SHORT TASK: Write out every line of the material as it stands, apart from the pictures.

* Start *

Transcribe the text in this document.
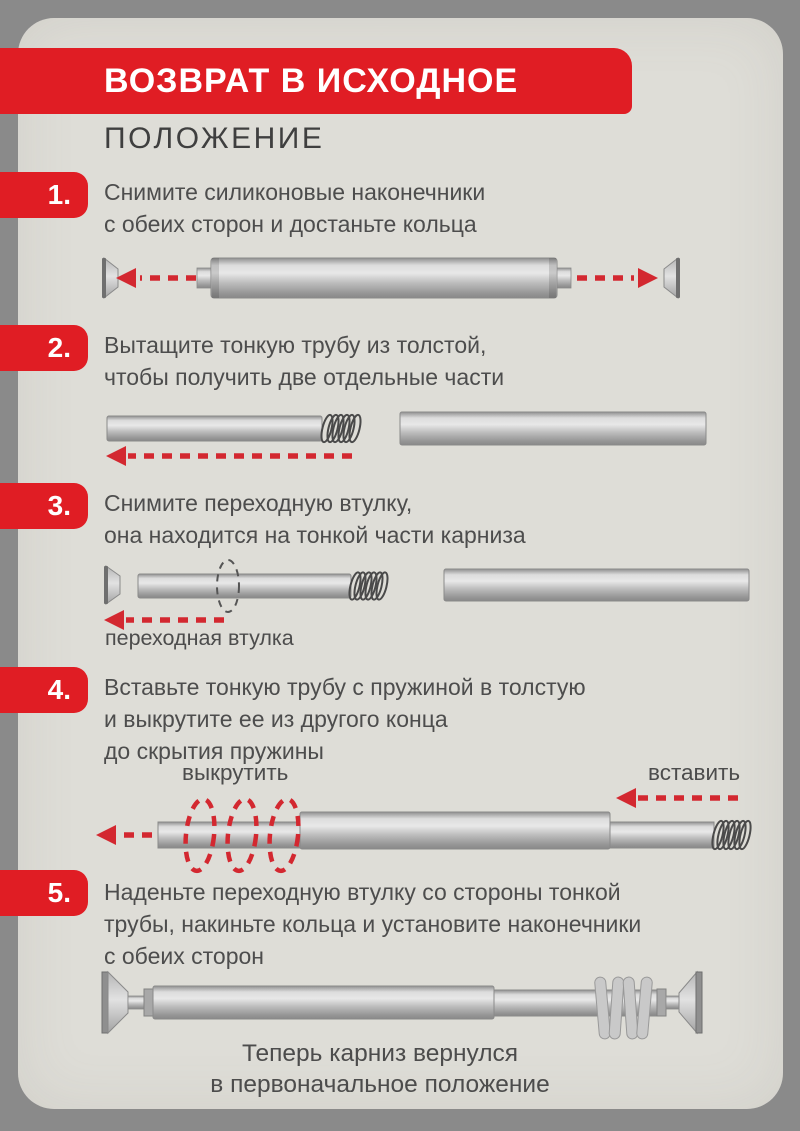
ВОЗВРАТ В ИСХОДНОЕ
ПОЛОЖЕНИЕ
1. Снимите силиконовые наконечники
с обеих сторон и достаньте кольца
2. Вытащите тонкую трубу из толстой,
чтобы получить две отдельные части
3. Снимите переходную втулку,
она находится на тонкой части карниза
переходная втулка
4. Вставьте тонкую трубу с пружиной в толстую
и выкрутите ее из другого конца
до скрытия пружины
выкрутить	вставить
5. Наденьте переходную втулку со стороны тонкой
трубы, накиньте кольца и установите наконечники
с обеих сторон
Теперь карниз вернулся
в первоначальное положение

* End *

SOLUTION:
Transcribe the text in this document.
ВОЗВРАТ В ИСХОДНОЕ
ПОЛОЖЕНИЕ
1. Снимите силиконовые наконечники
с обеих сторон и достаньте кольца
2. Вытащите тонкую трубу из толстой,
чтобы получить две отдельные части
3. Снимите переходную втулку,
она находится на тонкой части карниза
переходная втулка
4. Вставьте тонкую трубу с пружиной в толстую
и выкрутите ее из другого конца
до скрытия пружины
выкрутить	вставить
5. Наденьте переходную втулку со стороны тонкой
трубы, накиньте кольца и установите наконечники
с обеих сторон
Теперь карниз вернулся
в первоначальное положение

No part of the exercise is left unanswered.